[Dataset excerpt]
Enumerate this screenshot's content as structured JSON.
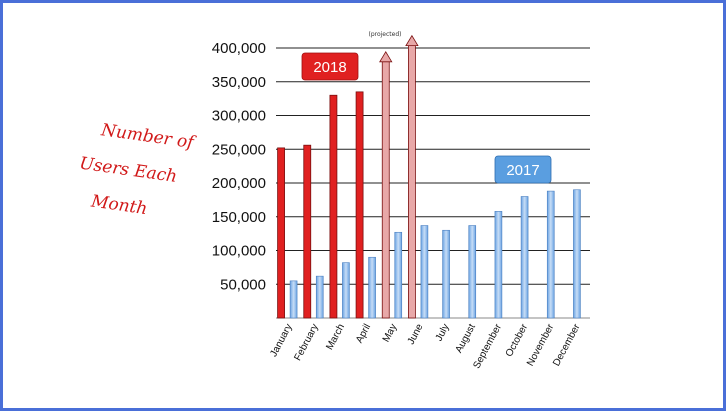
{
  "chart_data": {
    "type": "bar",
    "categories": [
      "January",
      "February",
      "March",
      "April",
      "May",
      "June",
      "July",
      "August",
      "September",
      "October",
      "November",
      "December"
    ],
    "series": [
      {
        "name": "2018",
        "values": [
          252000,
          256000,
          330000,
          335000,
          381000,
          405000,
          null,
          null,
          null,
          null,
          null,
          null
        ],
        "projected": [
          false,
          false,
          false,
          false,
          true,
          true
        ]
      },
      {
        "name": "2017",
        "values": [
          55000,
          62000,
          82000,
          90000,
          127000,
          137000,
          130000,
          137000,
          158000,
          180000,
          188000,
          190000
        ]
      }
    ],
    "ylabel": "Number of Users Each Month",
    "yticks": [
      "50,000",
      "100,000",
      "150,000",
      "200,000",
      "250,000",
      "300,000",
      "350,000",
      "400,000"
    ],
    "ylim": [
      0,
      400000
    ],
    "annotation": "(projected)",
    "grid": true,
    "legend": [
      {
        "label": "2018",
        "placement": "top-left"
      },
      {
        "label": "2017",
        "placement": "right"
      }
    ]
  },
  "colors": {
    "series_2018": "#e02020",
    "series_2018_projected": "#e8a8a8",
    "series_2017": "#8fb8ea",
    "border": "#4a6fd8"
  }
}
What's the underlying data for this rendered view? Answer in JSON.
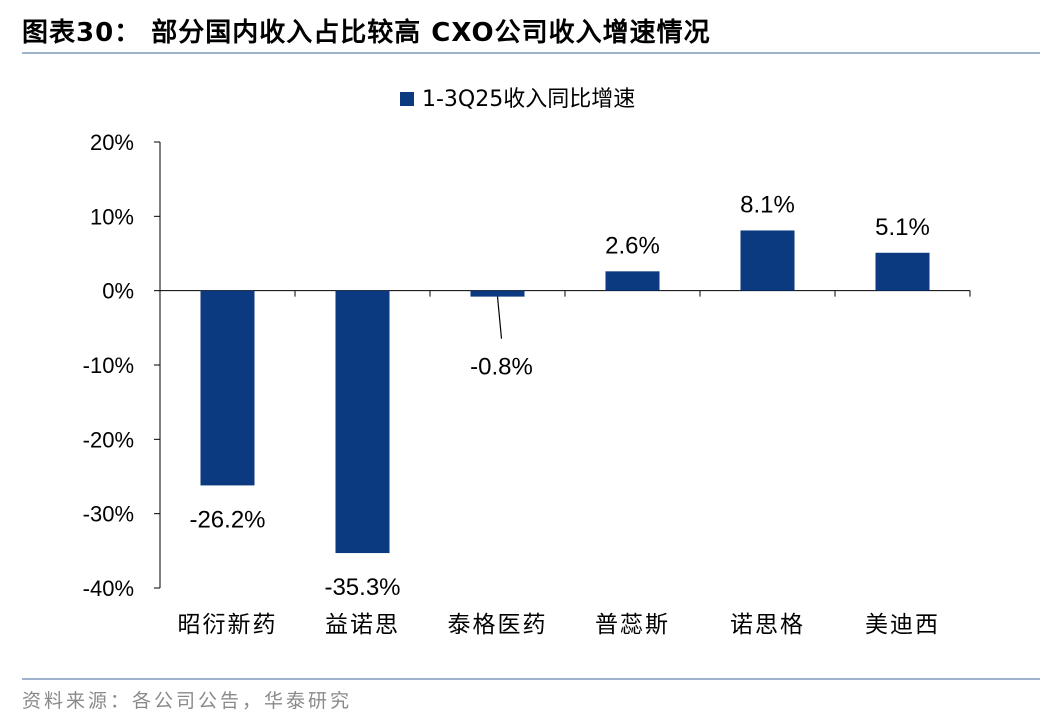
{
  "header": {
    "title": "图表30：  部分国内收入占比较高 CXO公司收入增速情况"
  },
  "footer": {
    "source": "资料来源：各公司公告，华泰研究"
  },
  "colors": {
    "bar": "#0b3a80",
    "axis": "#000000",
    "rule": "#9fb3cc",
    "source_text": "#8a8a8a"
  },
  "chart_data": {
    "type": "bar",
    "title": "",
    "xlabel": "",
    "ylabel": "",
    "categories": [
      "昭衍新药",
      "益诺思",
      "泰格医药",
      "普蕊斯",
      "诺思格",
      "美迪西"
    ],
    "series": [
      {
        "name": "1-3Q25收入同比增速",
        "values": [
          -26.2,
          -35.3,
          -0.8,
          2.6,
          8.1,
          5.1
        ],
        "labels": [
          "-26.2%",
          "-35.3%",
          "-0.8%",
          "2.6%",
          "8.1%",
          "5.1%"
        ]
      }
    ],
    "ylim": [
      -40,
      20
    ],
    "yticks": [
      20,
      10,
      0,
      -10,
      -20,
      -30,
      -40
    ],
    "ytick_labels": [
      "20%",
      "10%",
      "0%",
      "-10%",
      "-20%",
      "-30%",
      "-40%"
    ],
    "grid": false,
    "legend": "top-center",
    "annotations": [
      {
        "category": "泰格医药",
        "type": "leader-line",
        "text": "-0.8%"
      }
    ]
  }
}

WHAT THIS TASK INVOLVES ->
Restate each of the entries above word for word and skip every image.

RESULT OF THIS TASK ->
Enumerate this screenshot's content as structured JSON.
{
  "chart_data": {
    "type": "bar",
    "categories": [
      "January",
      "February",
      "March",
      "April",
      "May",
      "June",
      "July",
      "August",
      "September",
      "October",
      "November",
      "December"
    ],
    "series": [
      {
        "name": "2018",
        "values": [
          252000,
          256000,
          330000,
          335000,
          381000,
          405000,
          null,
          null,
          null,
          null,
          null,
          null
        ],
        "projected": [
          false,
          false,
          false,
          false,
          true,
          true
        ]
      },
      {
        "name": "2017",
        "values": [
          55000,
          62000,
          82000,
          90000,
          127000,
          137000,
          130000,
          137000,
          158000,
          180000,
          188000,
          190000
        ]
      }
    ],
    "ylabel": "Number of Users Each Month",
    "yticks": [
      "50,000",
      "100,000",
      "150,000",
      "200,000",
      "250,000",
      "300,000",
      "350,000",
      "400,000"
    ],
    "ylim": [
      0,
      400000
    ],
    "annotation": "(projected)",
    "grid": true,
    "legend": [
      {
        "label": "2018",
        "placement": "top-left"
      },
      {
        "label": "2017",
        "placement": "right"
      }
    ]
  },
  "colors": {
    "series_2018": "#e02020",
    "series_2018_projected": "#e8a8a8",
    "series_2017": "#8fb8ea",
    "border": "#4a6fd8"
  }
}
What's the underlying data for this rendered view? Answer in JSON.
{
  "header": {
    "title": "图表30：  部分国内收入占比较高 CXO公司收入增速情况"
  },
  "footer": {
    "source": "资料来源：各公司公告，华泰研究"
  },
  "colors": {
    "bar": "#0b3a80",
    "axis": "#000000",
    "rule": "#9fb3cc",
    "source_text": "#8a8a8a"
  },
  "chart_data": {
    "type": "bar",
    "title": "",
    "xlabel": "",
    "ylabel": "",
    "categories": [
      "昭衍新药",
      "益诺思",
      "泰格医药",
      "普蕊斯",
      "诺思格",
      "美迪西"
    ],
    "series": [
      {
        "name": "1-3Q25收入同比增速",
        "values": [
          -26.2,
          -35.3,
          -0.8,
          2.6,
          8.1,
          5.1
        ],
        "labels": [
          "-26.2%",
          "-35.3%",
          "-0.8%",
          "2.6%",
          "8.1%",
          "5.1%"
        ]
      }
    ],
    "ylim": [
      -40,
      20
    ],
    "yticks": [
      20,
      10,
      0,
      -10,
      -20,
      -30,
      -40
    ],
    "ytick_labels": [
      "20%",
      "10%",
      "0%",
      "-10%",
      "-20%",
      "-30%",
      "-40%"
    ],
    "grid": false,
    "legend": "top-center",
    "annotations": [
      {
        "category": "泰格医药",
        "type": "leader-line",
        "text": "-0.8%"
      }
    ]
  }
}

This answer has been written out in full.